▸ Stored entries:
========

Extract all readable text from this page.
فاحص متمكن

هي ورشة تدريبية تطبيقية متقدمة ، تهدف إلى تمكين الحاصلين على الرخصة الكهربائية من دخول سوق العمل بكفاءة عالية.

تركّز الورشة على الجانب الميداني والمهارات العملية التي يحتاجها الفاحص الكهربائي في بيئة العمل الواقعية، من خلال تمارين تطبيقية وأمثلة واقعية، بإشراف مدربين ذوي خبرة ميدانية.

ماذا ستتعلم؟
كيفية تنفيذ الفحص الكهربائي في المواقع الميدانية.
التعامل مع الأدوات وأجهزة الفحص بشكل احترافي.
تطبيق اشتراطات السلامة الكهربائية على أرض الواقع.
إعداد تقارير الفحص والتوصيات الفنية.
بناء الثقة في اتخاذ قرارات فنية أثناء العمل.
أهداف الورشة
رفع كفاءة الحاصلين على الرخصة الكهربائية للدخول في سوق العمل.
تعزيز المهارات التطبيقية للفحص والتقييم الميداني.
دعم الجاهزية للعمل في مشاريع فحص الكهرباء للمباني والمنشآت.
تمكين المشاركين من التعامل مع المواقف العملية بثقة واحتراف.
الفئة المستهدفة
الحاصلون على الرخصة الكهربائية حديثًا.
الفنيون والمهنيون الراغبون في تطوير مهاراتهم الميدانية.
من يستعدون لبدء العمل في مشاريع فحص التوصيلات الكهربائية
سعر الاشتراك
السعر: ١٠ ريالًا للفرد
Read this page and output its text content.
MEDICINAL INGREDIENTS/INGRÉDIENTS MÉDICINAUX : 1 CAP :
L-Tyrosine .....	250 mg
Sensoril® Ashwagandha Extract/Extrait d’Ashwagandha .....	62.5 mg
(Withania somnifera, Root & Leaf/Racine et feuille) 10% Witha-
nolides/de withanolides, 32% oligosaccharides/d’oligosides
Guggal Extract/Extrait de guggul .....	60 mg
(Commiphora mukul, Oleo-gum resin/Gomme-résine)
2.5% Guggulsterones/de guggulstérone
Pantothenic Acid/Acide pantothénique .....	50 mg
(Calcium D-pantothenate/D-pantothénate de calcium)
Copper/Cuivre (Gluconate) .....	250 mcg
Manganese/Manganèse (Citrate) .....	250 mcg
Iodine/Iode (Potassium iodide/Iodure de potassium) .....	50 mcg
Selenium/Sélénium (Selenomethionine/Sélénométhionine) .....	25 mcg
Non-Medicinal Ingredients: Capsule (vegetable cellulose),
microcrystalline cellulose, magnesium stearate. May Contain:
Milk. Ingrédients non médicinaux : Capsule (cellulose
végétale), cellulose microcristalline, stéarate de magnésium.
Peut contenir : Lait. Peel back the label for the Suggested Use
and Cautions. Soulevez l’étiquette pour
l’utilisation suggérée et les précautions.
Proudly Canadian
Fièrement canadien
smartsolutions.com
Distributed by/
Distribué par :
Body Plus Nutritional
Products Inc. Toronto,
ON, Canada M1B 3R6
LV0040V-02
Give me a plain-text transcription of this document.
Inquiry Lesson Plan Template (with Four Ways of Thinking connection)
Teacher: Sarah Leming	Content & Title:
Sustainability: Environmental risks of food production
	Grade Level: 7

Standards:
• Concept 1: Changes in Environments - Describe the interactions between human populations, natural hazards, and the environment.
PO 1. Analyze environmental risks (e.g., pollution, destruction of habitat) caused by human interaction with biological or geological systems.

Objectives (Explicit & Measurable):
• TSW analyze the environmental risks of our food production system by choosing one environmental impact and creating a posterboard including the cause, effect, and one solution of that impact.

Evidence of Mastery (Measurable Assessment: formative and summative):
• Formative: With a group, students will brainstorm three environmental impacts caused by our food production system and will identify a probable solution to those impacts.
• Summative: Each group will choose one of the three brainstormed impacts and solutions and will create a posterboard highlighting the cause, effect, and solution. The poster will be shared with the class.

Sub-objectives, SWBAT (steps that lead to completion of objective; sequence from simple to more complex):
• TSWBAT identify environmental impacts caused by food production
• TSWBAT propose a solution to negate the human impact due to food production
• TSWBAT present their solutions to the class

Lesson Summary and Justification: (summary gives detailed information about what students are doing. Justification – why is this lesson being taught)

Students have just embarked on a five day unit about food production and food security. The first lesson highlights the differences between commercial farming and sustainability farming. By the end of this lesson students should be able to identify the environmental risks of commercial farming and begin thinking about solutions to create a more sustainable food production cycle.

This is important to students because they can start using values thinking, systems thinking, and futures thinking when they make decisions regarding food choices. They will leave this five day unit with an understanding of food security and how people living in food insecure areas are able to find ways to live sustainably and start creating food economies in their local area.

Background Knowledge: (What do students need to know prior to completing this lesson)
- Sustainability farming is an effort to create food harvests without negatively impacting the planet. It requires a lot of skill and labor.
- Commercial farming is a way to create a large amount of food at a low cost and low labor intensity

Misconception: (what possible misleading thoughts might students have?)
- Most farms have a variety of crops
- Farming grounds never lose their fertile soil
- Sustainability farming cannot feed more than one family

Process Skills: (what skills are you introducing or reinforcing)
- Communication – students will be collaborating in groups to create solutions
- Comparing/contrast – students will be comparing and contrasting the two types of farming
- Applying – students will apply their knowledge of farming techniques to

========

▸ SHORT TASK:
Extract each line from the listing that holds the word "three".

▸ TASK SOLUTION:
• Formative: With a group, students will brainstorm three environmental impacts caused by our food production system and will identify a probable solution to those impacts.
• Summative: Each group will choose one of the three brainstormed impacts and solutions and will create a posterboard highlighting the cause, effect, and solution. The poster will be shared with the class.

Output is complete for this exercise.